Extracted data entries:
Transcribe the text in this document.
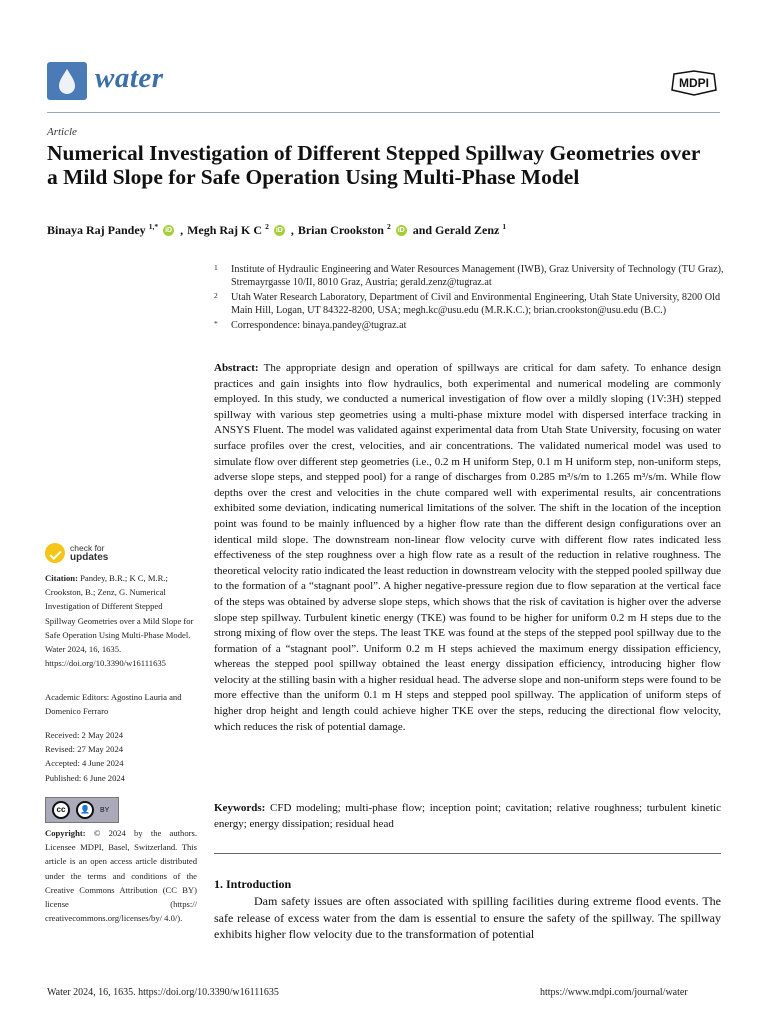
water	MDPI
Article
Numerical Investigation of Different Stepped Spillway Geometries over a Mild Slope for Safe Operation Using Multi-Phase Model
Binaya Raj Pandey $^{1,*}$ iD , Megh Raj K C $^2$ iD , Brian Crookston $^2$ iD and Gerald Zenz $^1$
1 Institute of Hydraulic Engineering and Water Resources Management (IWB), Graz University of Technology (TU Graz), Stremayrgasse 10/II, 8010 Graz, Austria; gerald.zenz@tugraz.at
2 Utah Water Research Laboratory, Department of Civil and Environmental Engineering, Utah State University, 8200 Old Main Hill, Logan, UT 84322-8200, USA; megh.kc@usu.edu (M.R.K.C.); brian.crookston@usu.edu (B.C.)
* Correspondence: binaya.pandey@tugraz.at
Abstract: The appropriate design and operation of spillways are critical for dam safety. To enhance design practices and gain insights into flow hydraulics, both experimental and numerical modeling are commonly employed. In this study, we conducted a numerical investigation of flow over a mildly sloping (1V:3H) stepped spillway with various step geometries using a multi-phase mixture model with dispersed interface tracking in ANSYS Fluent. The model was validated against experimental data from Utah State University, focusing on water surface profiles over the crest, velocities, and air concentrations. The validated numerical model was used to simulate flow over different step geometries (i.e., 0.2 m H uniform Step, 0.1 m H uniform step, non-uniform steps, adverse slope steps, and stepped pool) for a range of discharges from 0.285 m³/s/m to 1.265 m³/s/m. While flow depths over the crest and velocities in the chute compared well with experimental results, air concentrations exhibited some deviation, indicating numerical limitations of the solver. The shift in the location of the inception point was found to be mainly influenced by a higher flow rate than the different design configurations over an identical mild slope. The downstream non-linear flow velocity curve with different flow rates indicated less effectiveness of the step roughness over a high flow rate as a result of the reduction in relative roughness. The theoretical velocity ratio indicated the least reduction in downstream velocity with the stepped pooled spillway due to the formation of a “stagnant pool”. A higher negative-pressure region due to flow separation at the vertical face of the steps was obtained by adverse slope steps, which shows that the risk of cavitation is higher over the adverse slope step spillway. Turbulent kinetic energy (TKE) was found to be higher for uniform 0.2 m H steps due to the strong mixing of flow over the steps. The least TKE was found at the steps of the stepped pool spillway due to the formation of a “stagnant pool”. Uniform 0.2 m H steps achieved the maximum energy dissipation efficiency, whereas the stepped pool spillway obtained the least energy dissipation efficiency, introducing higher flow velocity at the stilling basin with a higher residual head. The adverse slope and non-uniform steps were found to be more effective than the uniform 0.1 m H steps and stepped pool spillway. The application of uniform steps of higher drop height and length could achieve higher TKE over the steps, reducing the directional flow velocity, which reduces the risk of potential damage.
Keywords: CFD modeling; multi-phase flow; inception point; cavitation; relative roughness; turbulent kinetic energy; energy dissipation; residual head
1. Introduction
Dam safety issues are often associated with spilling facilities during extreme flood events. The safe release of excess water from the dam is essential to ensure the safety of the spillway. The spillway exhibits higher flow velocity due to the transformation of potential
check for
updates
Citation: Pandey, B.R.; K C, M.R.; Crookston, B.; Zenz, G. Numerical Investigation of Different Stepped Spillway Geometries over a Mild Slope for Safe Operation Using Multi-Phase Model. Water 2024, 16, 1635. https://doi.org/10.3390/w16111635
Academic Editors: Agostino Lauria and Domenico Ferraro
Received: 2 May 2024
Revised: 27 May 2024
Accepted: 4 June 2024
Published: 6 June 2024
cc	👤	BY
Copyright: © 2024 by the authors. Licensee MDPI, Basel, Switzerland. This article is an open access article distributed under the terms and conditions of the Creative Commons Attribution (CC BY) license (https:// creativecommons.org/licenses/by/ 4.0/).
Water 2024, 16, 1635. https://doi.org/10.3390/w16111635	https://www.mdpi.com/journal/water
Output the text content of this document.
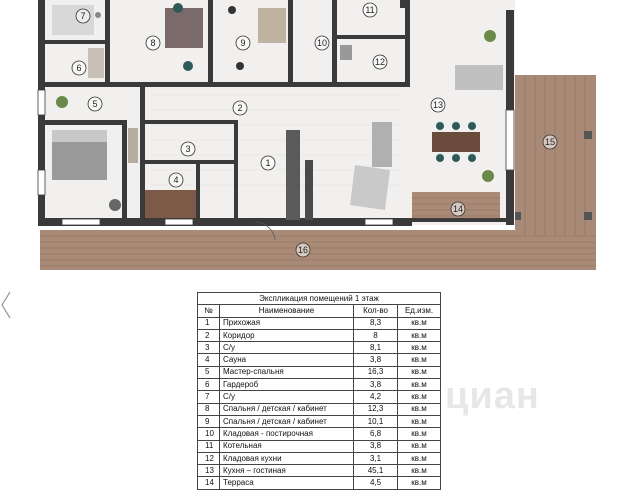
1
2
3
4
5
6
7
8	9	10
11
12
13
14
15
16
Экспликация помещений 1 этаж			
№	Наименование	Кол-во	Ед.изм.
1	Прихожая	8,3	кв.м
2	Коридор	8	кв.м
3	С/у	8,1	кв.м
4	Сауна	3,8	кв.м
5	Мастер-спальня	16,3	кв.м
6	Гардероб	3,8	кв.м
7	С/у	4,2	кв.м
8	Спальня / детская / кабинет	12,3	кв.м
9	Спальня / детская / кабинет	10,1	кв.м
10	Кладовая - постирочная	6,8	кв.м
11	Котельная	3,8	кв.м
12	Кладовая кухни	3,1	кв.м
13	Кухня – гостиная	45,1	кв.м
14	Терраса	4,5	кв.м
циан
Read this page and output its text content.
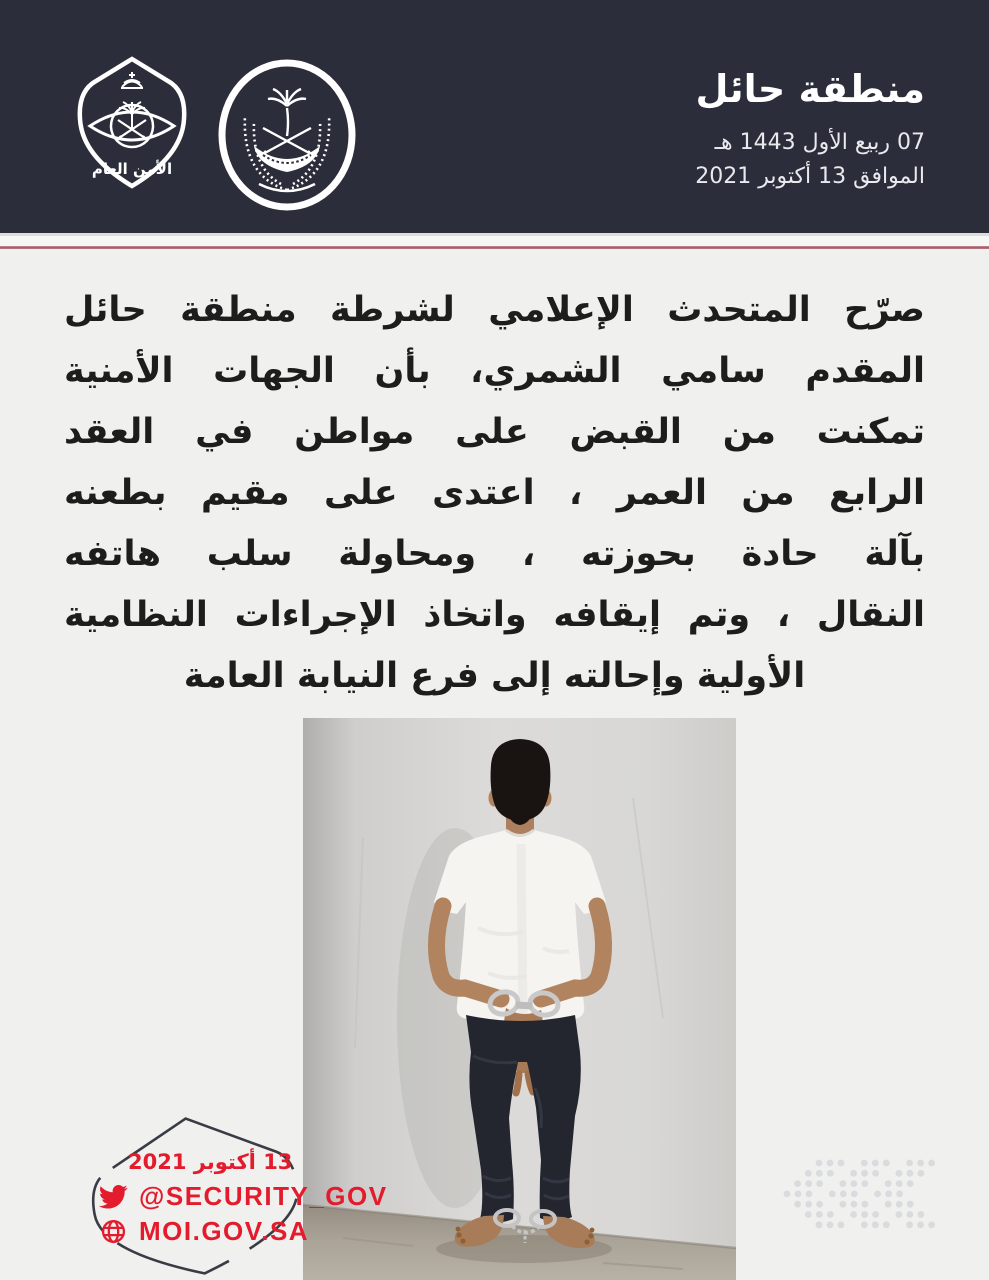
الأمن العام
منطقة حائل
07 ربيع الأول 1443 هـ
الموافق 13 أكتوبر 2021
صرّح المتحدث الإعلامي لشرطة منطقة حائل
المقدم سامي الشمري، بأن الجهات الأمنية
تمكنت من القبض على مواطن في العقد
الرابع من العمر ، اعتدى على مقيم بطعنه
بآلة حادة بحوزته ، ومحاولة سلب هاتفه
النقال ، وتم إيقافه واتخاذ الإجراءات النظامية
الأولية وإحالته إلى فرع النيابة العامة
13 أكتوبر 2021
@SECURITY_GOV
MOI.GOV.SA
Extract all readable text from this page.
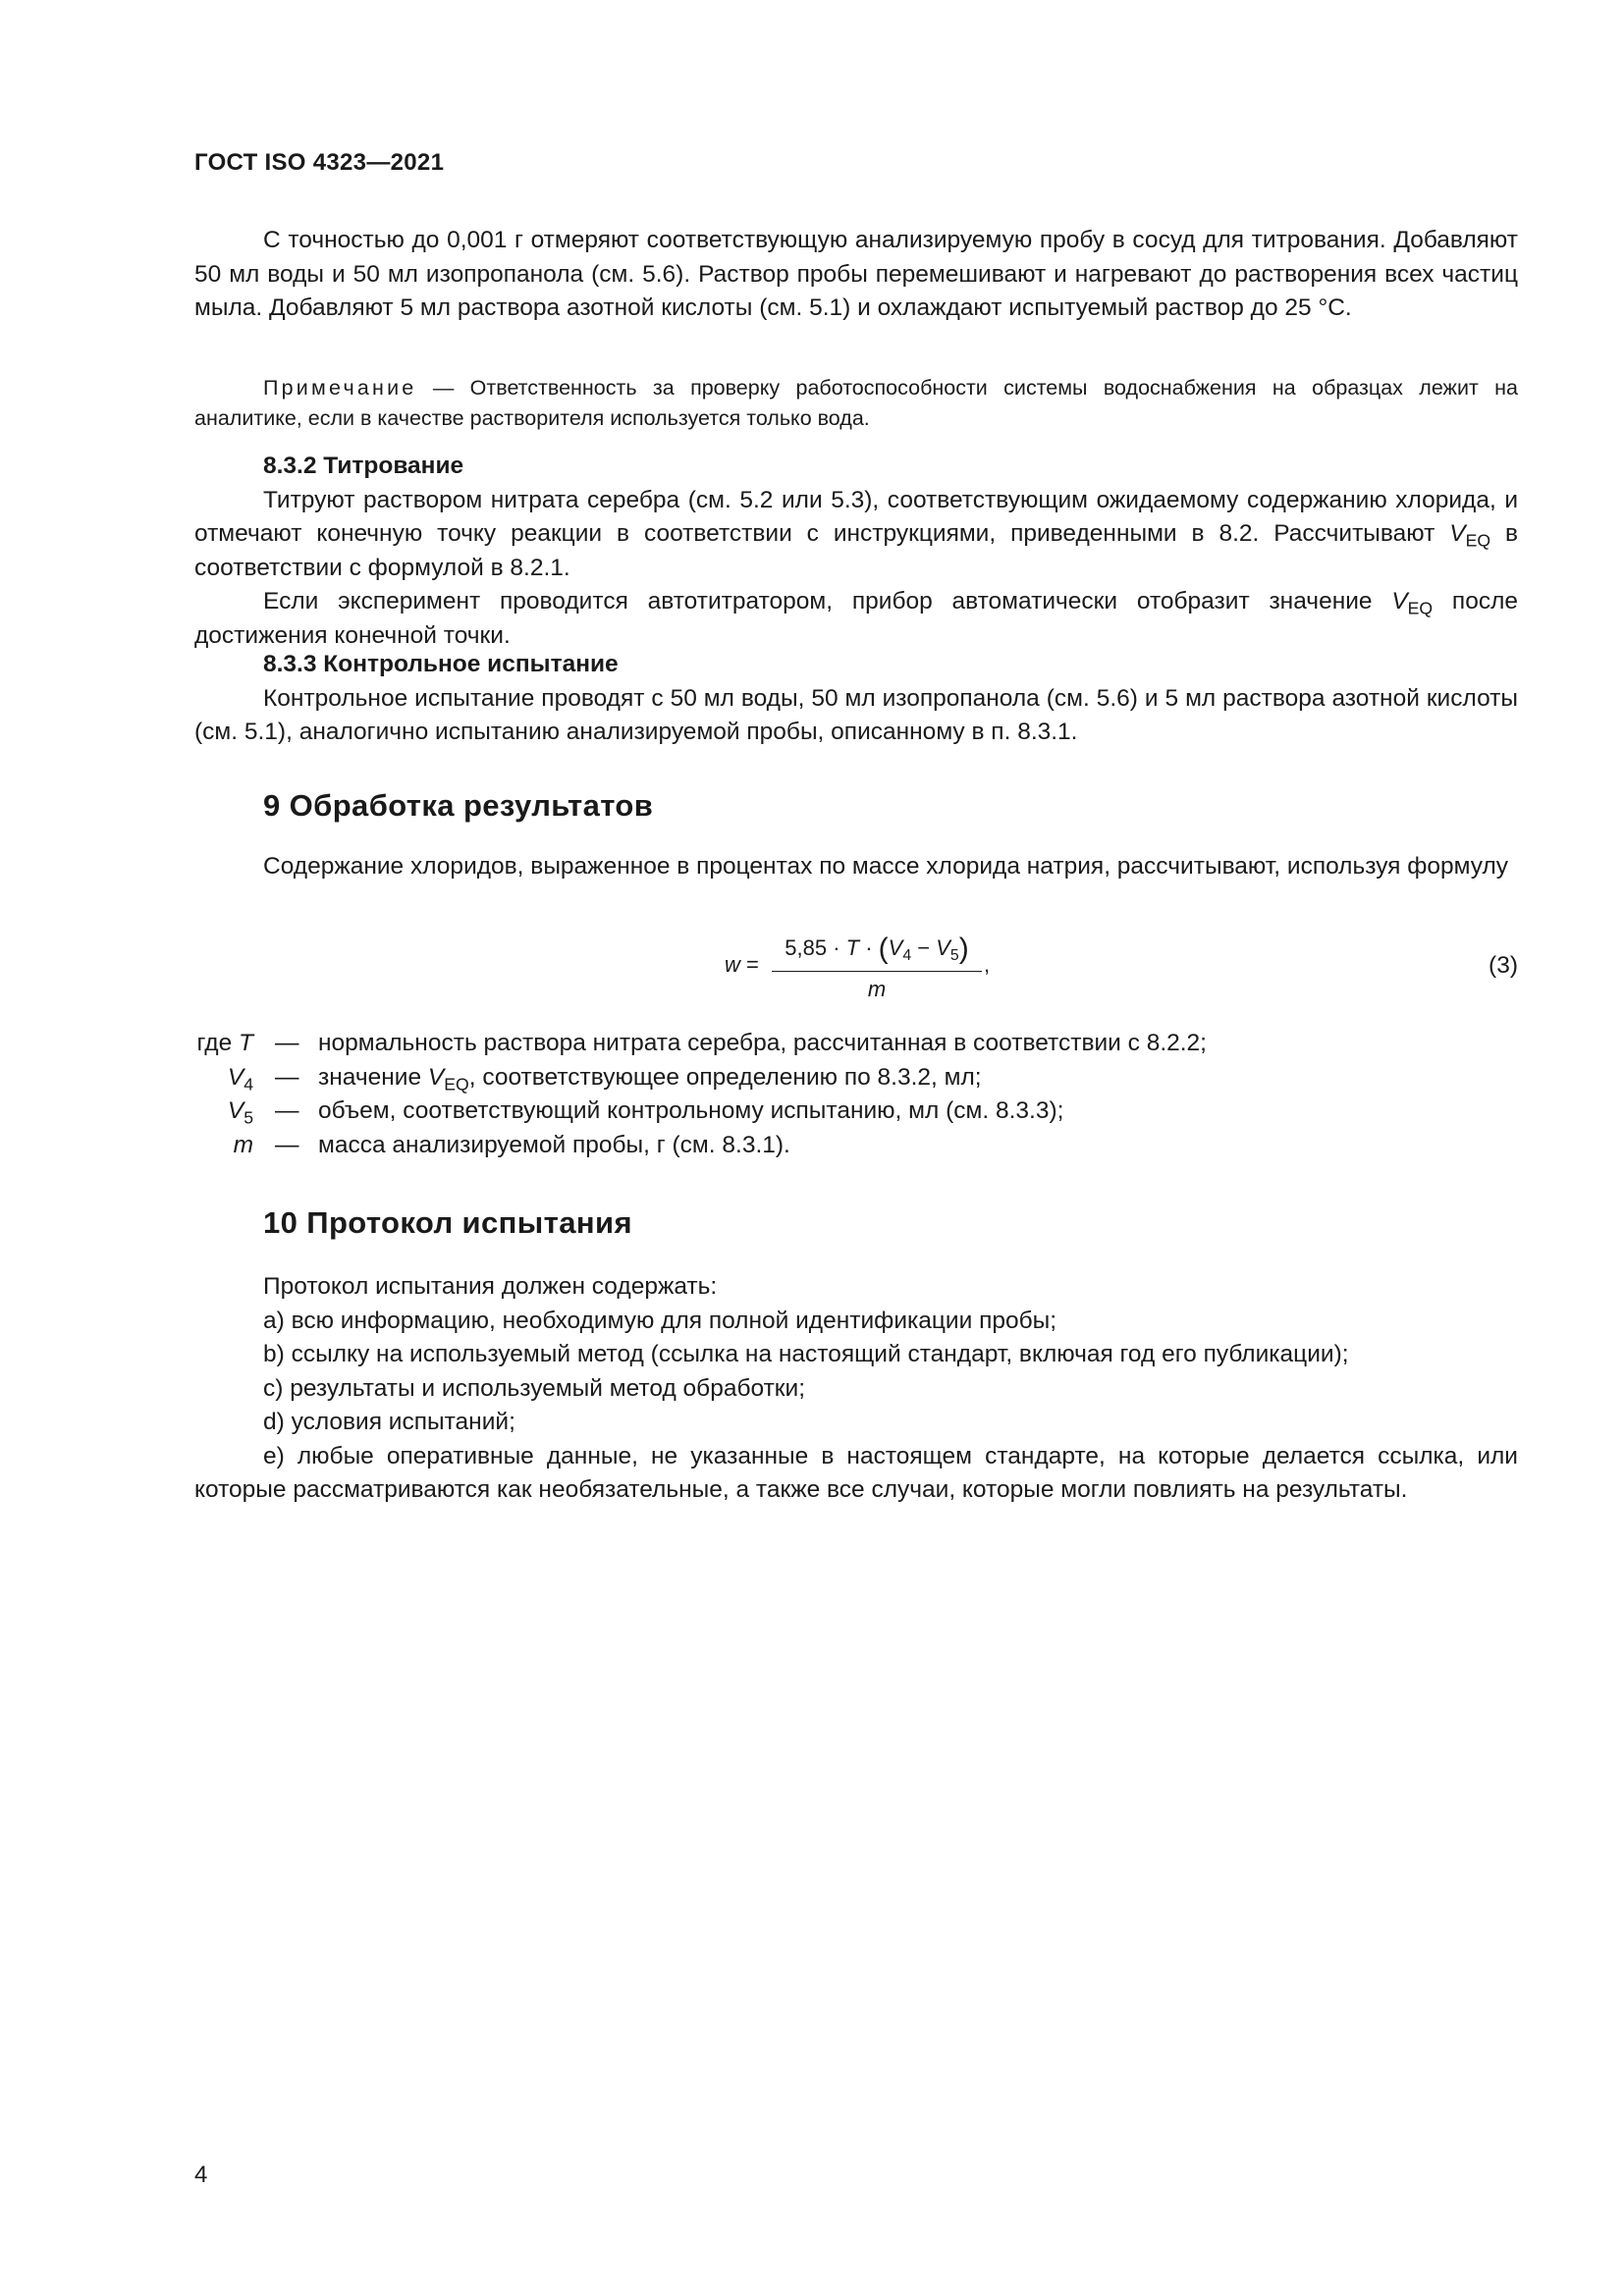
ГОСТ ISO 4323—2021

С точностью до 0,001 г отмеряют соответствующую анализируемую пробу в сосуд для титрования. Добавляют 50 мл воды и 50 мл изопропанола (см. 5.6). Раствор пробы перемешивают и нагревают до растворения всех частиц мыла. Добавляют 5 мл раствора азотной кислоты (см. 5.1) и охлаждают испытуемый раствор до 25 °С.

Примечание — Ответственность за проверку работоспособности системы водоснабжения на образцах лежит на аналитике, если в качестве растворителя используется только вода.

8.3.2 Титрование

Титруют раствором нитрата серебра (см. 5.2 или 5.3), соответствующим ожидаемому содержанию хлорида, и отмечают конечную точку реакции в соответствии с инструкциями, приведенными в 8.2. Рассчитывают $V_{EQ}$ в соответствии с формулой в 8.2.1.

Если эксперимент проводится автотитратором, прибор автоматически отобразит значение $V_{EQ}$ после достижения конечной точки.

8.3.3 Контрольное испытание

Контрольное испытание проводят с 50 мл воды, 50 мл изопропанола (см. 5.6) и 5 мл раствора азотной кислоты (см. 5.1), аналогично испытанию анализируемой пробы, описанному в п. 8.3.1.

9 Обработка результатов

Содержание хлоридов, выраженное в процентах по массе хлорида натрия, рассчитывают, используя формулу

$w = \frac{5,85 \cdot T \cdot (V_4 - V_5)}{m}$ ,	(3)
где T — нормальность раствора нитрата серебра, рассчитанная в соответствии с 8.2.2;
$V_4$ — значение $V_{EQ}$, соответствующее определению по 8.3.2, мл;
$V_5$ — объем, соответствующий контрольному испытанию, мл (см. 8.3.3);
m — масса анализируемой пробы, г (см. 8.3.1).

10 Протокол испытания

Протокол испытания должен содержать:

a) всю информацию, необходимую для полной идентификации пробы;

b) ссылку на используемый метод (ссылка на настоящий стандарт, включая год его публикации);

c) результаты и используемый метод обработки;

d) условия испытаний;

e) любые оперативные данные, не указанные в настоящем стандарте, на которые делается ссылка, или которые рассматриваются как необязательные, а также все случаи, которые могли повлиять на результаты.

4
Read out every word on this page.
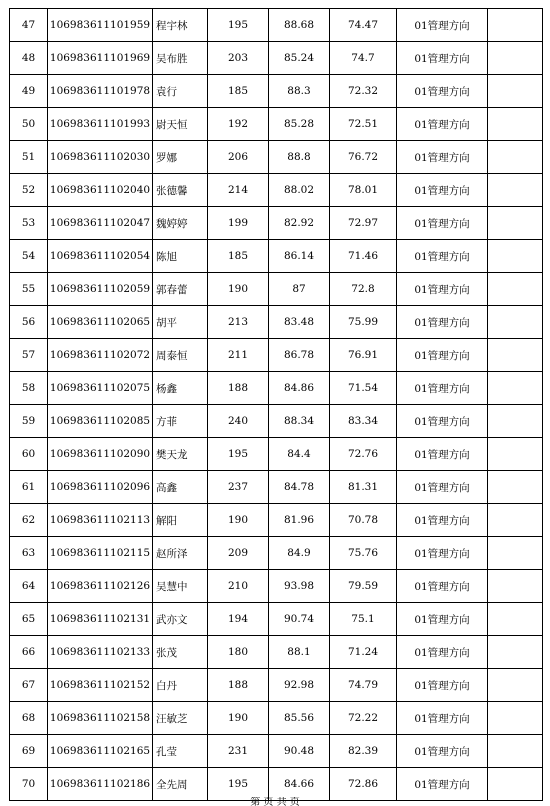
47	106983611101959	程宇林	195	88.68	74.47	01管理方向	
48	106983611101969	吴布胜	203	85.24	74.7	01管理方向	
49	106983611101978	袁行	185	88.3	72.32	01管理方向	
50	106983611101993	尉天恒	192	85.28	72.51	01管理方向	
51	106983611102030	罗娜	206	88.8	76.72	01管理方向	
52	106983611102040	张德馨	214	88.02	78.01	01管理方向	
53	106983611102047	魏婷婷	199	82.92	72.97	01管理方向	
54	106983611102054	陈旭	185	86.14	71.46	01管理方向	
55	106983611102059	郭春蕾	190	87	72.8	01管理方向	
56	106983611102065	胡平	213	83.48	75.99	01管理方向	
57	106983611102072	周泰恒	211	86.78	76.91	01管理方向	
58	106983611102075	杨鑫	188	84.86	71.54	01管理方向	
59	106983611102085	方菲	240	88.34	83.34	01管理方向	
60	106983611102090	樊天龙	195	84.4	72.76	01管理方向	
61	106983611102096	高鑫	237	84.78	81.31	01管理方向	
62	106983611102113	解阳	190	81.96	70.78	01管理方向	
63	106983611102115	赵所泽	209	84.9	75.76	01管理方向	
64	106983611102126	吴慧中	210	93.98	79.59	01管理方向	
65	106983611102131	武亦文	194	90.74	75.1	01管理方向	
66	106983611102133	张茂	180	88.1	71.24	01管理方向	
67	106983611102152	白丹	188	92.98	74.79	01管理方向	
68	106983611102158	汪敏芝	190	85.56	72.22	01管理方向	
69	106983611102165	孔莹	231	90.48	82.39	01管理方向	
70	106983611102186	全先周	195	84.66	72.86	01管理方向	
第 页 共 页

WRITTEN PROBLEM. From the data above, copy each line that has the string "соответствии".

FULL OUTPUT.
Титруют раствором нитрата серебра (см. 5.2 или 5.3), соответствующим ожидаемому содержанию хлорида, и отмечают конечную точку реакции в соответствии с инструкциями, приведенными в 8.2. Рассчитывают $V_{EQ}$ в соответствии с формулой в 8.2.1.
где T — нормальность раствора нитрата серебра, рассчитанная в соответствии с 8.2.2;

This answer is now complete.